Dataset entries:

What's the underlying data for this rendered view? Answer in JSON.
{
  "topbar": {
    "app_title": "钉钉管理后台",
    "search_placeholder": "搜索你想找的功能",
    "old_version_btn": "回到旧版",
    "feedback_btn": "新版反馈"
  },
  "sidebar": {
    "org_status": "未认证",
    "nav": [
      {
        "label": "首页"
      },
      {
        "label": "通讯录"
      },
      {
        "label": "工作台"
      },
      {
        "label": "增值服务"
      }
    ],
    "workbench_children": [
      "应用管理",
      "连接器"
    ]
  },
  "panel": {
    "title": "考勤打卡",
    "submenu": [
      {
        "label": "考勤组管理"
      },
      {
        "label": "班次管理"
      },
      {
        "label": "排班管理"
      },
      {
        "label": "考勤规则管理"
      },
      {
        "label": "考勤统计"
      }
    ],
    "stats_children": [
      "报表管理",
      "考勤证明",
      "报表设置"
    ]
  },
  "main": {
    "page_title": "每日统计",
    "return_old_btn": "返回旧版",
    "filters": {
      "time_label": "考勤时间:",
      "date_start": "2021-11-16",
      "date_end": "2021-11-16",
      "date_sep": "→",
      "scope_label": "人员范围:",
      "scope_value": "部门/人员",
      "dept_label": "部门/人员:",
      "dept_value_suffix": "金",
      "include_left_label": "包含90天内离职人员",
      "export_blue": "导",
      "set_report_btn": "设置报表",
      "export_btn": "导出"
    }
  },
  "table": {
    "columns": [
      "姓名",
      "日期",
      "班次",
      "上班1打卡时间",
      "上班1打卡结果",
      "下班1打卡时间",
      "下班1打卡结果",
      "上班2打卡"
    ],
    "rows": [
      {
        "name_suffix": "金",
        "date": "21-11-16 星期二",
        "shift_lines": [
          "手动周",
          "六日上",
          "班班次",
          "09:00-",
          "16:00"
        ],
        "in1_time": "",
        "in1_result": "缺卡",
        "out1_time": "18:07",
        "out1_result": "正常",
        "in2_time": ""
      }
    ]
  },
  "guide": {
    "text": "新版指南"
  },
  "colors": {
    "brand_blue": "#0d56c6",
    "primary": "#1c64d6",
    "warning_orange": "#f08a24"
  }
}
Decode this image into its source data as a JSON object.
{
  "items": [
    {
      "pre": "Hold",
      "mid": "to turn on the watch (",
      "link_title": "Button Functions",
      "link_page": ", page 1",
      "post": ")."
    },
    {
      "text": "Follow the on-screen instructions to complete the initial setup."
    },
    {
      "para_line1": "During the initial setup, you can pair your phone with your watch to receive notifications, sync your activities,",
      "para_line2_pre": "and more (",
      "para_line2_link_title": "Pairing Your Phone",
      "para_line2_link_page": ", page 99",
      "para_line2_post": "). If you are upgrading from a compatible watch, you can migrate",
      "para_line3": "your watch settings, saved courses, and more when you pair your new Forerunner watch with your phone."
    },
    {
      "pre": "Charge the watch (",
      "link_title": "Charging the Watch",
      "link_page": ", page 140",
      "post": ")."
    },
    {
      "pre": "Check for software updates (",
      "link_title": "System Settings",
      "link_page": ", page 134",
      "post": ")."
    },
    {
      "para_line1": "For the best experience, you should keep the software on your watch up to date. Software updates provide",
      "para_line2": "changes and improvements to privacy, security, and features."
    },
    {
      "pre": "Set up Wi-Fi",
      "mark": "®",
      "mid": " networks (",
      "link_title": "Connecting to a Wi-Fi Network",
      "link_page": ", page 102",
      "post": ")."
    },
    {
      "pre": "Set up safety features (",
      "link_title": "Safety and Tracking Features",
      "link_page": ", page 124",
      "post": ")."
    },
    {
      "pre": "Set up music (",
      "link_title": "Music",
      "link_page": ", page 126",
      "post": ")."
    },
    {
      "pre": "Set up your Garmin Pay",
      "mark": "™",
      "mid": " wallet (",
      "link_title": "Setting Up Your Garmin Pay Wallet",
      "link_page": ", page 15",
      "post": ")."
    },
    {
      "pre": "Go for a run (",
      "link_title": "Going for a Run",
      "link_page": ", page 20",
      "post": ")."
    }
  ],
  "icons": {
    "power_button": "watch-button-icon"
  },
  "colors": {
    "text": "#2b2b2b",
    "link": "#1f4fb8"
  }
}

BRIEF: Repeat the records above in full, character for character.

THE RESULT:
What's the underlying data for this rendered view? Answer in JSON.
{
  "topbar": {
    "app_title": "钉钉管理后台",
    "search_placeholder": "搜索你想找的功能",
    "old_version_btn": "回到旧版",
    "feedback_btn": "新版反馈"
  },
  "sidebar": {
    "org_status": "未认证",
    "nav": [
      {
        "label": "首页"
      },
      {
        "label": "通讯录"
      },
      {
        "label": "工作台"
      },
      {
        "label": "增值服务"
      }
    ],
    "workbench_children": [
      "应用管理",
      "连接器"
    ]
  },
  "panel": {
    "title": "考勤打卡",
    "submenu": [
      {
        "label": "考勤组管理"
      },
      {
        "label": "班次管理"
      },
      {
        "label": "排班管理"
      },
      {
        "label": "考勤规则管理"
      },
      {
        "label": "考勤统计"
      }
    ],
    "stats_children": [
      "报表管理",
      "考勤证明",
      "报表设置"
    ]
  },
  "main": {
    "page_title": "每日统计",
    "return_old_btn": "返回旧版",
    "filters": {
      "time_label": "考勤时间:",
      "date_start": "2021-11-16",
      "date_end": "2021-11-16",
      "date_sep": "→",
      "scope_label": "人员范围:",
      "scope_value": "部门/人员",
      "dept_label": "部门/人员:",
      "dept_value_suffix": "金",
      "include_left_label": "包含90天内离职人员",
      "export_blue": "导",
      "set_report_btn": "设置报表",
      "export_btn": "导出"
    }
  },
  "table": {
    "columns": [
      "姓名",
      "日期",
      "班次",
      "上班1打卡时间",
      "上班1打卡结果",
      "下班1打卡时间",
      "下班1打卡结果",
      "上班2打卡"
    ],
    "rows": [
      {
        "name_suffix": "金",
        "date": "21-11-16 星期二",
        "shift_lines": [
          "手动周",
          "六日上",
          "班班次",
          "09:00-",
          "16:00"
        ],
        "in1_time": "",
        "in1_result": "缺卡",
        "out1_time": "18:07",
        "out1_result": "正常",
        "in2_time": ""
      }
    ]
  },
  "guide": {
    "text": "新版指南"
  },
  "colors": {
    "brand_blue": "#0d56c6",
    "primary": "#1c64d6",
    "warning_orange": "#f08a24"
  }
}
Decode this image into its source data as a JSON object.
{
  "items": [
    {
      "pre": "Hold",
      "mid": "to turn on the watch (",
      "link_title": "Button Functions",
      "link_page": ", page 1",
      "post": ")."
    },
    {
      "text": "Follow the on-screen instructions to complete the initial setup."
    },
    {
      "para_line1": "During the initial setup, you can pair your phone with your watch to receive notifications, sync your activities,",
      "para_line2_pre": "and more (",
      "para_line2_link_title": "Pairing Your Phone",
      "para_line2_link_page": ", page 99",
      "para_line2_post": "). If you are upgrading from a compatible watch, you can migrate",
      "para_line3": "your watch settings, saved courses, and more when you pair your new Forerunner watch with your phone."
    },
    {
      "pre": "Charge the watch (",
      "link_title": "Charging the Watch",
      "link_page": ", page 140",
      "post": ")."
    },
    {
      "pre": "Check for software updates (",
      "link_title": "System Settings",
      "link_page": ", page 134",
      "post": ")."
    },
    {
      "para_line1": "For the best experience, you should keep the software on your watch up to date. Software updates provide",
      "para_line2": "changes and improvements to privacy, security, and features."
    },
    {
      "pre": "Set up Wi-Fi",
      "mark": "®",
      "mid": " networks (",
      "link_title": "Connecting to a Wi-Fi Network",
      "link_page": ", page 102",
      "post": ")."
    },
    {
      "pre": "Set up safety features (",
      "link_title": "Safety and Tracking Features",
      "link_page": ", page 124",
      "post": ")."
    },
    {
      "pre": "Set up music (",
      "link_title": "Music",
      "link_page": ", page 126",
      "post": ")."
    },
    {
      "pre": "Set up your Garmin Pay",
      "mark": "™",
      "mid": " wallet (",
      "link_title": "Setting Up Your Garmin Pay Wallet",
      "link_page": ", page 15",
      "post": ")."
    },
    {
      "pre": "Go for a run (",
      "link_title": "Going for a Run",
      "link_page": ", page 20",
      "post": ")."
    }
  ],
  "icons": {
    "power_button": "watch-button-icon"
  },
  "colors": {
    "text": "#2b2b2b",
    "link": "#1f4fb8"
  }
}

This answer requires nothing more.